- _What you are asked to do_
Reproduce all of the material exactly as shown.

- _The data_
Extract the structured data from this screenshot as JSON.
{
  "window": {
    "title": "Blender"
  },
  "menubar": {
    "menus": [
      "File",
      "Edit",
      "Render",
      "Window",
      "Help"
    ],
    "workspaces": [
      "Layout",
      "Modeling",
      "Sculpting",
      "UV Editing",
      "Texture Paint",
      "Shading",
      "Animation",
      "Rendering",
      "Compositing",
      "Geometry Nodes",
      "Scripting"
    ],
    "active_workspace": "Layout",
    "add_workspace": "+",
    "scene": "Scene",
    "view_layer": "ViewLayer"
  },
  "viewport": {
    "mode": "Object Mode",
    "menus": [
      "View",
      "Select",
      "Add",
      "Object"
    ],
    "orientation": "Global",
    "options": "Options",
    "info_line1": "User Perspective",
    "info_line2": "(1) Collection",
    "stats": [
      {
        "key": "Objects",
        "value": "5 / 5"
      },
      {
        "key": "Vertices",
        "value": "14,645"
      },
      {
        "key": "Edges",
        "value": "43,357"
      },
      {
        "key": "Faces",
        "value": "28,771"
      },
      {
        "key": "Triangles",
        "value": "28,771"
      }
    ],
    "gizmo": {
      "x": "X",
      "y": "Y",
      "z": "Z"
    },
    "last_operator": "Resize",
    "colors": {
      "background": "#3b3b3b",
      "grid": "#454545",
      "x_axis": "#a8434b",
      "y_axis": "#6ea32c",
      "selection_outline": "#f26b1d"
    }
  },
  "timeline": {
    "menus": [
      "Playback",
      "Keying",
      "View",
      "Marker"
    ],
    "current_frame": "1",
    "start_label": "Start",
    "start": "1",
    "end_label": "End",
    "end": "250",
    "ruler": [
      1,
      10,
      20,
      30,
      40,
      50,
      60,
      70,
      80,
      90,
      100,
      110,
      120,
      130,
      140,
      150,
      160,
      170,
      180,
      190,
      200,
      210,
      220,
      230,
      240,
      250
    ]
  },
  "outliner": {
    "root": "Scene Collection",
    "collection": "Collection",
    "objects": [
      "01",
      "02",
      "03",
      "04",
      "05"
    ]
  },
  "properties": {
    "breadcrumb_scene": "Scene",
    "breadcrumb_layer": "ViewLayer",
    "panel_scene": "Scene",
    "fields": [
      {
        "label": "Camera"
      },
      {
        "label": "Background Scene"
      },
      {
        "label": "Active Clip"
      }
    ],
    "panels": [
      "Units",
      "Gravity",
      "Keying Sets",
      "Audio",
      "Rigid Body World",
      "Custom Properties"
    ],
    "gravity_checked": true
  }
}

- _Correct result_
Extract the structured data from this screenshot as JSON.
{
  "window": {
    "title": "Blender"
  },
  "menubar": {
    "menus": [
      "File",
      "Edit",
      "Render",
      "Window",
      "Help"
    ],
    "workspaces": [
      "Layout",
      "Modeling",
      "Sculpting",
      "UV Editing",
      "Texture Paint",
      "Shading",
      "Animation",
      "Rendering",
      "Compositing",
      "Geometry Nodes",
      "Scripting"
    ],
    "active_workspace": "Layout",
    "add_workspace": "+",
    "scene": "Scene",
    "view_layer": "ViewLayer"
  },
  "viewport": {
    "mode": "Object Mode",
    "menus": [
      "View",
      "Select",
      "Add",
      "Object"
    ],
    "orientation": "Global",
    "options": "Options",
    "info_line1": "User Perspective",
    "info_line2": "(1) Collection",
    "stats": [
      {
        "key": "Objects",
        "value": "5 / 5"
      },
      {
        "key": "Vertices",
        "value": "14,645"
      },
      {
        "key": "Edges",
        "value": "43,357"
      },
      {
        "key": "Faces",
        "value": "28,771"
      },
      {
        "key": "Triangles",
        "value": "28,771"
      }
    ],
    "gizmo": {
      "x": "X",
      "y": "Y",
      "z": "Z"
    },
    "last_operator": "Resize",
    "colors": {
      "background": "#3b3b3b",
      "grid": "#454545",
      "x_axis": "#a8434b",
      "y_axis": "#6ea32c",
      "selection_outline": "#f26b1d"
    }
  },
  "timeline": {
    "menus": [
      "Playback",
      "Keying",
      "View",
      "Marker"
    ],
    "current_frame": "1",
    "start_label": "Start",
    "start": "1",
    "end_label": "End",
    "end": "250",
    "ruler": [
      1,
      10,
      20,
      30,
      40,
      50,
      60,
      70,
      80,
      90,
      100,
      110,
      120,
      130,
      140,
      150,
      160,
      170,
      180,
      190,
      200,
      210,
      220,
      230,
      240,
      250
    ]
  },
  "outliner": {
    "root": "Scene Collection",
    "collection": "Collection",
    "objects": [
      "01",
      "02",
      "03",
      "04",
      "05"
    ]
  },
  "properties": {
    "breadcrumb_scene": "Scene",
    "breadcrumb_layer": "ViewLayer",
    "panel_scene": "Scene",
    "fields": [
      {
        "label": "Camera"
      },
      {
        "label": "Background Scene"
      },
      {
        "label": "Active Clip"
      }
    ],
    "panels": [
      "Units",
      "Gravity",
      "Keying Sets",
      "Audio",
      "Rigid Body World",
      "Custom Properties"
    ],
    "gravity_checked": true
  }
}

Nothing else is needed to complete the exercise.